## Data rows
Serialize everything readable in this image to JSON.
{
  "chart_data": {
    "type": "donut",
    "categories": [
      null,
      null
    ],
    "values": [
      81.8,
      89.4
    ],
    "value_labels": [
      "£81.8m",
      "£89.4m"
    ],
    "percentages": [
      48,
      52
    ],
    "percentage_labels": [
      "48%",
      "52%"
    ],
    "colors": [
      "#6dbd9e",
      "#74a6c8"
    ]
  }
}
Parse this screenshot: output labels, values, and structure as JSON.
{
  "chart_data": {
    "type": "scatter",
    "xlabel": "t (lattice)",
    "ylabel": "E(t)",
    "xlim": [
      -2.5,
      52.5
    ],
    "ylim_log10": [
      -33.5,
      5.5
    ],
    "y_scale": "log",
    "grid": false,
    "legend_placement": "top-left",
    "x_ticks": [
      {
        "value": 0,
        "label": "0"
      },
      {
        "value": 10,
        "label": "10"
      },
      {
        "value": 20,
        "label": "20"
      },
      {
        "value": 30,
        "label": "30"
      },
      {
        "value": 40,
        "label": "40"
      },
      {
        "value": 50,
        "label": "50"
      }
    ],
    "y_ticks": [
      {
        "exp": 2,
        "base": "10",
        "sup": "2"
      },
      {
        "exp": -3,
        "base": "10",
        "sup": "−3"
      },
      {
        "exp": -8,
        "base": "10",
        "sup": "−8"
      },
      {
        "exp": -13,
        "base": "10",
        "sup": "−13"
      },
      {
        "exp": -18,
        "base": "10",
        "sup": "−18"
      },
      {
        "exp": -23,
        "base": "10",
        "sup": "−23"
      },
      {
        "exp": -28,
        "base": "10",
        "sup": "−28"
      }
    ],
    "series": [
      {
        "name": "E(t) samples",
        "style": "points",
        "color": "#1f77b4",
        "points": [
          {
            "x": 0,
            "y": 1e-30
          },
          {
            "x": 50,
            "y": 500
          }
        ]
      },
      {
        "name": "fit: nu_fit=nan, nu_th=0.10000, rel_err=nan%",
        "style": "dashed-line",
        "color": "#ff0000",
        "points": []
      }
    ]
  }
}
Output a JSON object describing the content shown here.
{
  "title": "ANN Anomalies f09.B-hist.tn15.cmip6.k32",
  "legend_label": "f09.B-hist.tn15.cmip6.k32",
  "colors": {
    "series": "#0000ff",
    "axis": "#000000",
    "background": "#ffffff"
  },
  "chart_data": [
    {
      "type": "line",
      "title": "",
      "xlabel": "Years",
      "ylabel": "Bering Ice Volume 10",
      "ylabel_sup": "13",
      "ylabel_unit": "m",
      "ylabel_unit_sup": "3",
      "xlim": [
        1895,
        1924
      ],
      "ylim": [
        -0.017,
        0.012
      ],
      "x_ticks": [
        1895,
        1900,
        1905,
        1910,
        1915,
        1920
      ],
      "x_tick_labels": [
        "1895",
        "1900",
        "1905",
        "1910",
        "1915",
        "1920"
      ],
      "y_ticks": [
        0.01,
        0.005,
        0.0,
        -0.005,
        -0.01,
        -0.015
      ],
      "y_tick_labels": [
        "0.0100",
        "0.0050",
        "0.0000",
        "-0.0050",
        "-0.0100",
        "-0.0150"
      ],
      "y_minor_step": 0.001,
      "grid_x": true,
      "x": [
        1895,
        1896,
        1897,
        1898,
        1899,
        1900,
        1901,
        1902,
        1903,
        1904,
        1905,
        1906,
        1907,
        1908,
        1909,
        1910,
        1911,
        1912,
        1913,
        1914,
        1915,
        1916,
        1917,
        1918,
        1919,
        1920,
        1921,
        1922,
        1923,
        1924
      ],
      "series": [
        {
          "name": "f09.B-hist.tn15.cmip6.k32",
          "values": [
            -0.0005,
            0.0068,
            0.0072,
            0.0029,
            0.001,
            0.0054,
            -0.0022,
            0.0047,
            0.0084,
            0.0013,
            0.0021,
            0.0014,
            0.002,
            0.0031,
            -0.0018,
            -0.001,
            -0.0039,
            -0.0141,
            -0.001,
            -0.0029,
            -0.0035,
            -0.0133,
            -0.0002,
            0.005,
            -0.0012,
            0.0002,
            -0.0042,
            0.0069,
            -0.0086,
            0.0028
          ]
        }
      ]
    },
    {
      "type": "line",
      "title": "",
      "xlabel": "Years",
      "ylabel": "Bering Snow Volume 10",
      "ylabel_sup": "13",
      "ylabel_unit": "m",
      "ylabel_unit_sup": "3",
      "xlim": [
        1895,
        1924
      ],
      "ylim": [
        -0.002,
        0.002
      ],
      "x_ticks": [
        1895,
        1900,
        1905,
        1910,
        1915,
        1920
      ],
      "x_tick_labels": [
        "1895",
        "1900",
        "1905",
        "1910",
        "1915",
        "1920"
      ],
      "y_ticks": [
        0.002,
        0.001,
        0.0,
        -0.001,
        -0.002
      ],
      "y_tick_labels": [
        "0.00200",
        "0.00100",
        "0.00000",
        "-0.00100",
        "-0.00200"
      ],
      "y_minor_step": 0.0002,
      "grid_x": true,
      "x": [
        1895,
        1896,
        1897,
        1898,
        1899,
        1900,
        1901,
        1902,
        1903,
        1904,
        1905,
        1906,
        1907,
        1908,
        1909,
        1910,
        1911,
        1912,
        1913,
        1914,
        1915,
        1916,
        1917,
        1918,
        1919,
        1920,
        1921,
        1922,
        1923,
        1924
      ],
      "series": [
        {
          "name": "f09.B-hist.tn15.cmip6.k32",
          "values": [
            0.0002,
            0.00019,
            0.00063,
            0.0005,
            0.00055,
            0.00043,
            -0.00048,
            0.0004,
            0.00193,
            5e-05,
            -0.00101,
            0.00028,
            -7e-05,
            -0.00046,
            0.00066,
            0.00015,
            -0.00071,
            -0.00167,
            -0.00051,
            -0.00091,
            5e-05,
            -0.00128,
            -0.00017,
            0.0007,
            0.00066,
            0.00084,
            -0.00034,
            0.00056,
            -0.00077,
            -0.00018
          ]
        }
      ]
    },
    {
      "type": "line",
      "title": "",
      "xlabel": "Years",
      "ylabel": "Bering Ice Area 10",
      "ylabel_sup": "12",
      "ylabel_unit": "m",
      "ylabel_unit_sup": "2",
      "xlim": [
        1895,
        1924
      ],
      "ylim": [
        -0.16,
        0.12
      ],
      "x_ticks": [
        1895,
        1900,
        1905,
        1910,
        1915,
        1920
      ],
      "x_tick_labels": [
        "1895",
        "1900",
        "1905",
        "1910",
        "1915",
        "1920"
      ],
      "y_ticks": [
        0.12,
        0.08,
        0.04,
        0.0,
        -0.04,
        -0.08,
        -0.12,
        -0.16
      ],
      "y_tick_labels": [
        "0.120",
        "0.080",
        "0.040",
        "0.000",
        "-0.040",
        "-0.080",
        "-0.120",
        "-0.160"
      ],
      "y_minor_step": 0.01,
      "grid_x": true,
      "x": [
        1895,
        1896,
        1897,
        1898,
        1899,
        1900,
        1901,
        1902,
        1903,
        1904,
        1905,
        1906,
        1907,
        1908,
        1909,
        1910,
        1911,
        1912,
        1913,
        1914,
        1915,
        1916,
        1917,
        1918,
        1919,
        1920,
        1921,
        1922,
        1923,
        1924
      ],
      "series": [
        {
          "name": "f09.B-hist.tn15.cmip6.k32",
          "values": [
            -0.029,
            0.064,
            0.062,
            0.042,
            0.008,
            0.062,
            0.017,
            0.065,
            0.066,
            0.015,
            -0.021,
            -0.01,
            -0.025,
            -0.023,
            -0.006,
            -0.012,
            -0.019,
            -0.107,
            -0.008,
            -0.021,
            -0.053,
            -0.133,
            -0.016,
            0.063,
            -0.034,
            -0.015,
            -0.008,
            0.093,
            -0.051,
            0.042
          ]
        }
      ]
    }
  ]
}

## To do
The records above should be returned exactly.

## Final answer
Serialize everything readable in this image to JSON.
{
  "chart_data": {
    "type": "donut",
    "categories": [
      null,
      null
    ],
    "values": [
      81.8,
      89.4
    ],
    "value_labels": [
      "£81.8m",
      "£89.4m"
    ],
    "percentages": [
      48,
      52
    ],
    "percentage_labels": [
      "48%",
      "52%"
    ],
    "colors": [
      "#6dbd9e",
      "#74a6c8"
    ]
  }
}
Parse this screenshot: output labels, values, and structure as JSON.
{
  "chart_data": {
    "type": "scatter",
    "xlabel": "t (lattice)",
    "ylabel": "E(t)",
    "xlim": [
      -2.5,
      52.5
    ],
    "ylim_log10": [
      -33.5,
      5.5
    ],
    "y_scale": "log",
    "grid": false,
    "legend_placement": "top-left",
    "x_ticks": [
      {
        "value": 0,
        "label": "0"
      },
      {
        "value": 10,
        "label": "10"
      },
      {
        "value": 20,
        "label": "20"
      },
      {
        "value": 30,
        "label": "30"
      },
      {
        "value": 40,
        "label": "40"
      },
      {
        "value": 50,
        "label": "50"
      }
    ],
    "y_ticks": [
      {
        "exp": 2,
        "base": "10",
        "sup": "2"
      },
      {
        "exp": -3,
        "base": "10",
        "sup": "−3"
      },
      {
        "exp": -8,
        "base": "10",
        "sup": "−8"
      },
      {
        "exp": -13,
        "base": "10",
        "sup": "−13"
      },
      {
        "exp": -18,
        "base": "10",
        "sup": "−18"
      },
      {
        "exp": -23,
        "base": "10",
        "sup": "−23"
      },
      {
        "exp": -28,
        "base": "10",
        "sup": "−28"
      }
    ],
    "series": [
      {
        "name": "E(t) samples",
        "style": "points",
        "color": "#1f77b4",
        "points": [
          {
            "x": 0,
            "y": 1e-30
          },
          {
            "x": 50,
            "y": 500
          }
        ]
      },
      {
        "name": "fit: nu_fit=nan, nu_th=0.10000, rel_err=nan%",
        "style": "dashed-line",
        "color": "#ff0000",
        "points": []
      }
    ]
  }
}
Output a JSON object describing the content shown here.
{
  "title": "ANN Anomalies f09.B-hist.tn15.cmip6.k32",
  "legend_label": "f09.B-hist.tn15.cmip6.k32",
  "colors": {
    "series": "#0000ff",
    "axis": "#000000",
    "background": "#ffffff"
  },
  "chart_data": [
    {
      "type": "line",
      "title": "",
      "xlabel": "Years",
      "ylabel": "Bering Ice Volume 10",
      "ylabel_sup": "13",
      "ylabel_unit": "m",
      "ylabel_unit_sup": "3",
      "xlim": [
        1895,
        1924
      ],
      "ylim": [
        -0.017,
        0.012
      ],
      "x_ticks": [
        1895,
        1900,
        1905,
        1910,
        1915,
        1920
      ],
      "x_tick_labels": [
        "1895",
        "1900",
        "1905",
        "1910",
        "1915",
        "1920"
      ],
      "y_ticks": [
        0.01,
        0.005,
        0.0,
        -0.005,
        -0.01,
        -0.015
      ],
      "y_tick_labels": [
        "0.0100",
        "0.0050",
        "0.0000",
        "-0.0050",
        "-0.0100",
        "-0.0150"
      ],
      "y_minor_step": 0.001,
      "grid_x": true,
      "x": [
        1895,
        1896,
        1897,
        1898,
        1899,
        1900,
        1901,
        1902,
        1903,
        1904,
        1905,
        1906,
        1907,
        1908,
        1909,
        1910,
        1911,
        1912,
        1913,
        1914,
        1915,
        1916,
        1917,
        1918,
        1919,
        1920,
        1921,
        1922,
        1923,
        1924
      ],
      "series": [
        {
          "name": "f09.B-hist.tn15.cmip6.k32",
          "values": [
            -0.0005,
            0.0068,
            0.0072,
            0.0029,
            0.001,
            0.0054,
            -0.0022,
            0.0047,
            0.0084,
            0.0013,
            0.0021,
            0.0014,
            0.002,
            0.0031,
            -0.0018,
            -0.001,
            -0.0039,
            -0.0141,
            -0.001,
            -0.0029,
            -0.0035,
            -0.0133,
            -0.0002,
            0.005,
            -0.0012,
            0.0002,
            -0.0042,
            0.0069,
            -0.0086,
            0.0028
          ]
        }
      ]
    },
    {
      "type": "line",
      "title": "",
      "xlabel": "Years",
      "ylabel": "Bering Snow Volume 10",
      "ylabel_sup": "13",
      "ylabel_unit": "m",
      "ylabel_unit_sup": "3",
      "xlim": [
        1895,
        1924
      ],
      "ylim": [
        -0.002,
        0.002
      ],
      "x_ticks": [
        1895,
        1900,
        1905,
        1910,
        1915,
        1920
      ],
      "x_tick_labels": [
        "1895",
        "1900",
        "1905",
        "1910",
        "1915",
        "1920"
      ],
      "y_ticks": [
        0.002,
        0.001,
        0.0,
        -0.001,
        -0.002
      ],
      "y_tick_labels": [
        "0.00200",
        "0.00100",
        "0.00000",
        "-0.00100",
        "-0.00200"
      ],
      "y_minor_step": 0.0002,
      "grid_x": true,
      "x": [
        1895,
        1896,
        1897,
        1898,
        1899,
        1900,
        1901,
        1902,
        1903,
        1904,
        1905,
        1906,
        1907,
        1908,
        1909,
        1910,
        1911,
        1912,
        1913,
        1914,
        1915,
        1916,
        1917,
        1918,
        1919,
        1920,
        1921,
        1922,
        1923,
        1924
      ],
      "series": [
        {
          "name": "f09.B-hist.tn15.cmip6.k32",
          "values": [
            0.0002,
            0.00019,
            0.00063,
            0.0005,
            0.00055,
            0.00043,
            -0.00048,
            0.0004,
            0.00193,
            5e-05,
            -0.00101,
            0.00028,
            -7e-05,
            -0.00046,
            0.00066,
            0.00015,
            -0.00071,
            -0.00167,
            -0.00051,
            -0.00091,
            5e-05,
            -0.00128,
            -0.00017,
            0.0007,
            0.00066,
            0.00084,
            -0.00034,
            0.00056,
            -0.00077,
            -0.00018
          ]
        }
      ]
    },
    {
      "type": "line",
      "title": "",
      "xlabel": "Years",
      "ylabel": "Bering Ice Area 10",
      "ylabel_sup": "12",
      "ylabel_unit": "m",
      "ylabel_unit_sup": "2",
      "xlim": [
        1895,
        1924
      ],
      "ylim": [
        -0.16,
        0.12
      ],
      "x_ticks": [
        1895,
        1900,
        1905,
        1910,
        1915,
        1920
      ],
      "x_tick_labels": [
        "1895",
        "1900",
        "1905",
        "1910",
        "1915",
        "1920"
      ],
      "y_ticks": [
        0.12,
        0.08,
        0.04,
        0.0,
        -0.04,
        -0.08,
        -0.12,
        -0.16
      ],
      "y_tick_labels": [
        "0.120",
        "0.080",
        "0.040",
        "0.000",
        "-0.040",
        "-0.080",
        "-0.120",
        "-0.160"
      ],
      "y_minor_step": 0.01,
      "grid_x": true,
      "x": [
        1895,
        1896,
        1897,
        1898,
        1899,
        1900,
        1901,
        1902,
        1903,
        1904,
        1905,
        1906,
        1907,
        1908,
        1909,
        1910,
        1911,
        1912,
        1913,
        1914,
        1915,
        1916,
        1917,
        1918,
        1919,
        1920,
        1921,
        1922,
        1923,
        1924
      ],
      "series": [
        {
          "name": "f09.B-hist.tn15.cmip6.k32",
          "values": [
            -0.029,
            0.064,
            0.062,
            0.042,
            0.008,
            0.062,
            0.017,
            0.065,
            0.066,
            0.015,
            -0.021,
            -0.01,
            -0.025,
            -0.023,
            -0.006,
            -0.012,
            -0.019,
            -0.107,
            -0.008,
            -0.021,
            -0.053,
            -0.133,
            -0.016,
            0.063,
            -0.034,
            -0.015,
            -0.008,
            0.093,
            -0.051,
            0.042
          ]
        }
      ]
    }
  ]
}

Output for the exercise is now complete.